**** Records to process
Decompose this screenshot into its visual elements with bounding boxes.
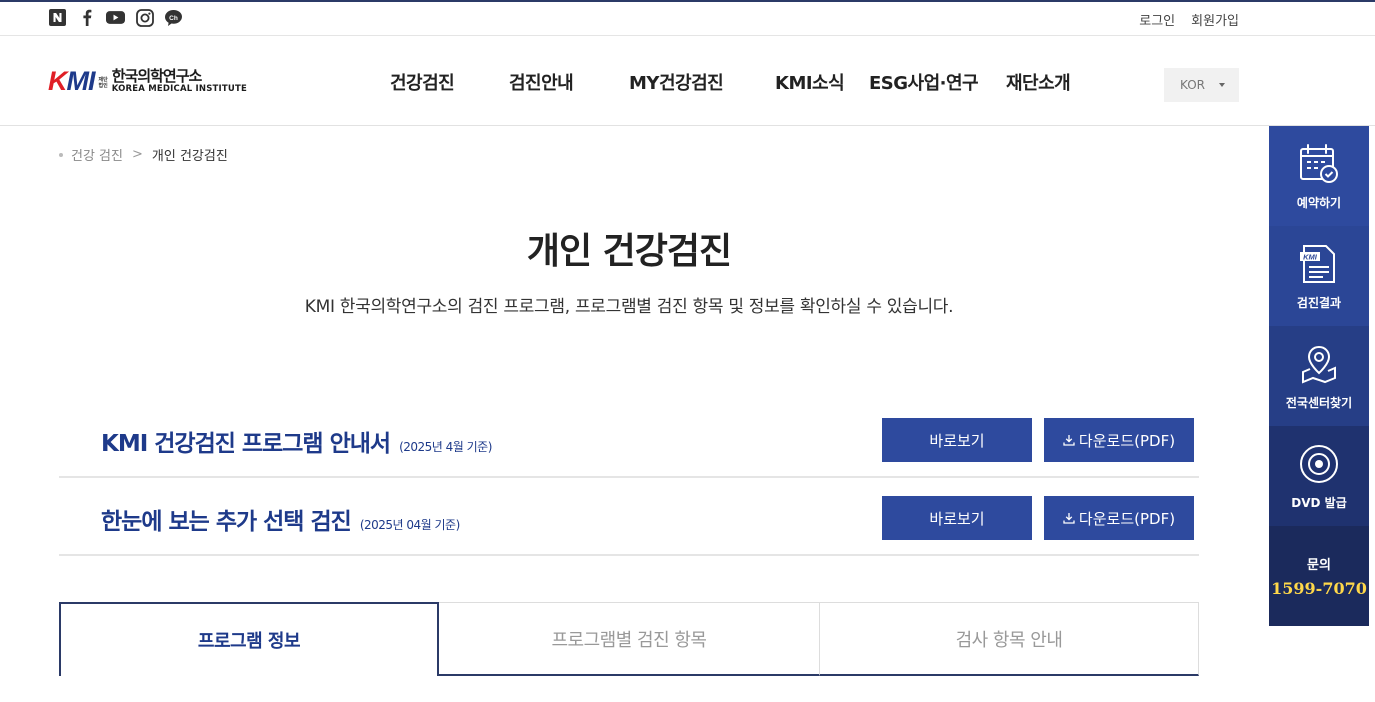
- view-button[interactable]: 바로보기: [882, 418, 1032, 462]
- view-button[interactable]: 바로보기: [882, 496, 1032, 540]
- logo-english-name: KOREA MEDICAL INSTITUTE: [111, 84, 247, 95]
- chevron-right-icon: >: [131, 147, 143, 162]
- page-subtitle: KMI 한국의학연구소의 검진 프로그램, 프로그램별 검진 항목 및 정보를 …: [304, 297, 954, 317]
- top-links: 로그인 회원가입: [1139, 10, 1239, 29]
- nav-esg-research[interactable]: ESG사업·연구: [869, 69, 979, 95]
- language-value: KOR: [1180, 78, 1205, 92]
- quick-find-centers[interactable]: 전국센터찾기: [1269, 326, 1369, 426]
- guide-title: KMI 건강검진 프로그램 안내서 (2025년 4월 기준): [101, 431, 492, 457]
- nav-my-checkup[interactable]: MY건강검진: [629, 69, 724, 95]
- logo-foundation-label: 재단 법인: [98, 76, 108, 89]
- quick-reserve[interactable]: 예약하기: [1269, 126, 1369, 226]
- login-link[interactable]: 로그인: [1139, 10, 1175, 29]
- svg-text:KMI: KMI: [1303, 253, 1318, 262]
- language-select[interactable]: KOR: [1164, 68, 1239, 102]
- content-tabs: 프로그램 정보 프로그램별 검진 항목 검사 항목 안내: [59, 602, 1199, 676]
- home-dot-icon: [59, 152, 63, 157]
- social-links: Ch: [48, 8, 183, 27]
- logo-mark: KMI: [48, 66, 95, 96]
- quick-inquiry: 문의 1599-7070: [1269, 526, 1369, 626]
- result-document-icon: KMI: [1300, 245, 1335, 283]
- quick-result-label: 검진결과: [1296, 296, 1342, 310]
- youtube-icon[interactable]: [106, 9, 125, 26]
- download-icon: [1063, 513, 1075, 524]
- header: KMI 재단 법인 한국의학연구소 KOREA MEDICAL INSTITUTE…: [0, 36, 1375, 126]
- guide-date: (2025년 04월 기준): [359, 518, 460, 532]
- map-pin-icon: [1302, 345, 1336, 384]
- guide-row: KMI 건강검진 프로그램 안내서 (2025년 4월 기준) 바로보기 다운로…: [59, 400, 1199, 478]
- naver-blog-icon[interactable]: [48, 9, 67, 26]
- inquiry-label: 문의: [1307, 558, 1331, 573]
- nav-kmi-news[interactable]: KMI소식: [775, 69, 845, 95]
- nav-checkup-guide[interactable]: 검진안내: [509, 69, 574, 95]
- download-icon: [1063, 435, 1075, 446]
- quick-dvd[interactable]: DVD 발급: [1269, 426, 1369, 526]
- breadcrumb: 건강 검진 > 개인 건강검진: [59, 145, 228, 164]
- nav-foundation-intro[interactable]: 재단소개: [1006, 69, 1071, 95]
- inquiry-phone[interactable]: 1599-7070: [1271, 579, 1367, 598]
- quick-dvd-label: DVD 발급: [1291, 496, 1347, 510]
- top-bar: Ch 로그인 회원가입: [0, 0, 1375, 36]
- caret-down-icon: [1219, 83, 1225, 87]
- svg-text:Ch: Ch: [169, 14, 178, 21]
- tab-test-items-guide[interactable]: 검사 항목 안내: [819, 602, 1199, 676]
- calendar-check-icon: [1300, 144, 1338, 183]
- kmi-logo[interactable]: KMI 재단 법인 한국의학연구소 KOREA MEDICAL INSTITUTE: [48, 68, 247, 95]
- download-pdf-button[interactable]: 다운로드(PDF): [1044, 496, 1194, 540]
- logo-korean-name: 한국의학연구소: [111, 67, 203, 86]
- guide-row: 한눈에 보는 추가 선택 검진 (2025년 04월 기준) 바로보기 다운로드…: [59, 478, 1199, 556]
- kakao-channel-icon[interactable]: Ch: [164, 9, 183, 26]
- logo-text: 한국의학연구소 KOREA MEDICAL INSTITUTE: [112, 69, 247, 94]
- breadcrumb-current: 개인 건강검진: [151, 149, 228, 164]
- signup-link[interactable]: 회원가입: [1191, 10, 1239, 29]
- download-pdf-button[interactable]: 다운로드(PDF): [1044, 418, 1194, 462]
- breadcrumb-parent[interactable]: 건강 검진: [71, 145, 123, 164]
- quick-result[interactable]: KMI 검진결과: [1269, 226, 1369, 326]
- page-title: 개인 건강검진: [526, 231, 732, 272]
- nav-health-checkup[interactable]: 건강검진: [390, 69, 455, 95]
- guide-date: (2025년 4월 기준): [399, 440, 492, 454]
- quick-menu: 예약하기 KMI 검진결과 전국센터찾기 DVD 발급 문의 1599-7070: [1269, 126, 1369, 626]
- quick-find-centers-label: 전국센터찾기: [1285, 396, 1353, 410]
- tab-program-info[interactable]: 프로그램 정보: [59, 602, 439, 676]
- disc-icon: [1300, 445, 1338, 483]
- instagram-icon[interactable]: [135, 8, 154, 27]
- tab-program-checkup-items[interactable]: 프로그램별 검진 항목: [439, 602, 819, 676]
- guide-title: 한눈에 보는 추가 선택 검진 (2025년 04월 기준): [101, 509, 460, 535]
- quick-reserve-label: 예약하기: [1296, 196, 1342, 210]
- facebook-icon[interactable]: [77, 9, 96, 26]
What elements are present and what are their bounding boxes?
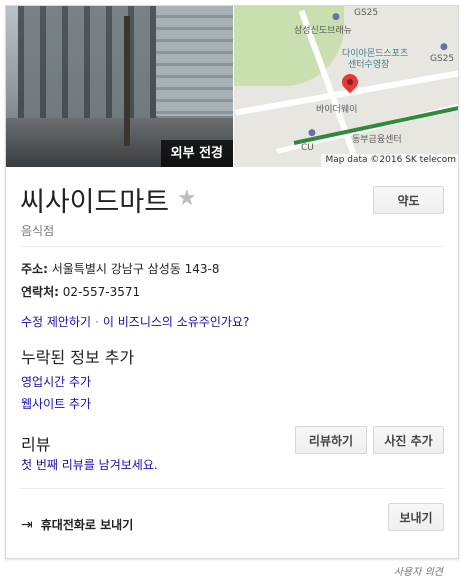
********
### Problem description
Render every line of the rows above as a JSON list of strings, one string per line, with blank lines skipped. Leave the pictures out of the answer.

### Solution to this problem
[
  "Decompose this screenshot into its visual elements with bounding boxes.",
  "- view-button[interactable]: 바로보기: [882, 418, 1032, 462]",
  "- view-button[interactable]: 바로보기: [882, 496, 1032, 540]",
  "- logo-english-name: KOREA MEDICAL INSTITUTE: [111, 84, 247, 95]",
  "- chevron-right-icon: >: [131, 147, 143, 162]",
  "- page-subtitle: KMI 한국의학연구소의 검진 프로그램, 프로그램별 검진 항목 및 정보를 …: [304, 297, 954, 317]",
  "- top-links: 로그인 회원가입: [1139, 10, 1239, 29]",
  "- nav-esg-research[interactable]: ESG사업·연구: [869, 69, 979, 95]",
  "- language-value: KOR: [1180, 78, 1205, 92]",
  "- quick-find-centers[interactable]: 전국센터찾기: [1269, 326, 1369, 426]",
  "- guide-title: KMI 건강검진 프로그램 안내서 (2025년 4월 기준): [101, 431, 492, 457]",
  "- nav-my-checkup[interactable]: MY건강검진: [629, 69, 724, 95]",
  "- logo-foundation-label: 재단 법인: [98, 76, 108, 89]",
  "- quick-reserve[interactable]: 예약하기: [1269, 126, 1369, 226]",
  "- login-link[interactable]: 로그인: [1139, 10, 1175, 29]",
  "- svg-text:KMI: KMI: [1303, 253, 1318, 262]",
  "- language-select[interactable]: KOR: [1164, 68, 1239, 102]",
  "- content-tabs: 프로그램 정보 프로그램별 검진 항목 검사 항목 안내: [59, 602, 1199, 676]",
  "- home-dot-icon: [59, 152, 63, 157]",
  "- social-links: Ch: [48, 8, 183, 27]",
  "- logo-mark: KMI: [48, 66, 95, 96]",
  "- quick-inquiry: 문의 1599-7070: [1269, 526, 1369, 626]",
  "- result-document-icon: KMI: [1300, 245, 1335, 283]",
  "- quick-result-label: 검진결과: [1296, 296, 1342, 310]",
  "- youtube-icon[interactable]: [106, 9, 125, 26]",
  "- download-icon: [1063, 513, 1075, 524]",
  "- header: KMI 재단 법인 한국의학연구소 KOREA MEDICAL INSTITUTE…: [0, 36, 1375, 126]",
  "- guide-date: (2025년 04월 기준): [359, 518, 460, 532]",
  "- map-pin-icon: [1302, 345, 1336, 384]",
  "- guide-row: KMI 건강검진 프로그램 안내서 (2025년 4월 기준) 바로보기 다운로…: [59, 400, 1199, 478]",
  "- naver-blog-icon[interactable]: [48, 9, 67, 26]",
  "- inquiry-label: 문의: [1307, 558, 1331, 573]",
  "- nav-kmi-news[interactable]: KMI소식: [775, 69, 845, 95]",
  "- nav-checkup-guide[interactable]: 검진안내: [509, 69, 574, 95]",
  "- download-icon: [1063, 435, 1075, 446]",
  "- quick-dvd[interactable]: DVD 발급: [1269, 426, 1369, 526]",
  "- breadcrumb: 건강 검진 > 개인 건강검진: [59, 145, 228, 164]",
  "- nav-foundation-intro[interactable]: 재단소개: [1006, 69, 1071, 95]",
  "- inquiry-phone[interactable]: 1599-7070: [1271, 579, 1367, 598]",
  "- quick-dvd-label: DVD 발급: [1291, 496, 1347, 510]",
  "- top-bar: Ch 로그인 회원가입: [0, 0, 1375, 36]",
  "- caret-down-icon: [1219, 83, 1225, 87]",
  "- svg-text:Ch: Ch: [169, 14, 178, 21]",
  "- tab-test-items-guide[interactable]: 검사 항목 안내: [819, 602, 1199, 676]",
  "- calendar-check-icon: [1300, 144, 1338, 183]",
  "- kmi-logo[interactable]: KMI 재단 법인 한국의학연구소 KOREA MEDICAL INSTITUTE: [48, 68, 247, 95]",
  "- download-pdf-button[interactable]: 다운로드(PDF): [1044, 496, 1194, 540]",
  "- logo-korean-name: 한국의학연구소: [111, 67, 203, 86]",
  "- guide-row: 한눈에 보는 추가 선택 검진 (2025년 04월 기준) 바로보기 다운로드…: [59, 478, 1199, 556]",
  "- kakao-channel-icon[interactable]: Ch: [164, 9, 183, 26]",
  "- logo-text: 한국의학연구소 KOREA MEDICAL INSTITUTE: [112, 69, 247, 94]",
  "- breadcrumb-current: 개인 건강검진: [151, 149, 228, 164]",
  "- signup-link[interactable]: 회원가입: [1191, 10, 1239, 29]",
  "- download-pdf-button[interactable]: 다운로드(PDF): [1044, 418, 1194, 462]",
  "- breadcrumb-parent[interactable]: 건강 검진: [71, 145, 123, 164]",
  "- quick-result[interactable]: KMI 검진결과: [1269, 226, 1369, 326]",
  "- page-title: 개인 건강검진: [526, 231, 732, 272]",
  "- nav-health-checkup[interactable]: 건강검진: [390, 69, 455, 95]",
  "- guide-date: (2025년 4월 기준): [399, 440, 492, 454]",
  "- quick-menu: 예약하기 KMI 검진결과 전국센터찾기 DVD 발급 문의 1599-7070: [1269, 126, 1369, 626]",
  "- quick-find-centers-label: 전국센터찾기: [1285, 396, 1353, 410]",
  "- tab-program-info[interactable]: 프로그램 정보: [59, 602, 439, 676]",
  "- disc-icon: [1300, 445, 1338, 483]",
  "- instagram-icon[interactable]: [135, 8, 154, 27]",
  "- tab-program-checkup-items[interactable]: 프로그램별 검진 항목: [439, 602, 819, 676]",
  "- guide-title: 한눈에 보는 추가 선택 검진 (2025년 04월 기준): [101, 509, 460, 535]",
  "- quick-reserve-label: 예약하기: [1296, 196, 1342, 210]",
  "- facebook-icon[interactable]: [77, 9, 96, 26]",
  "What elements are present and what are their bounding boxes?"
]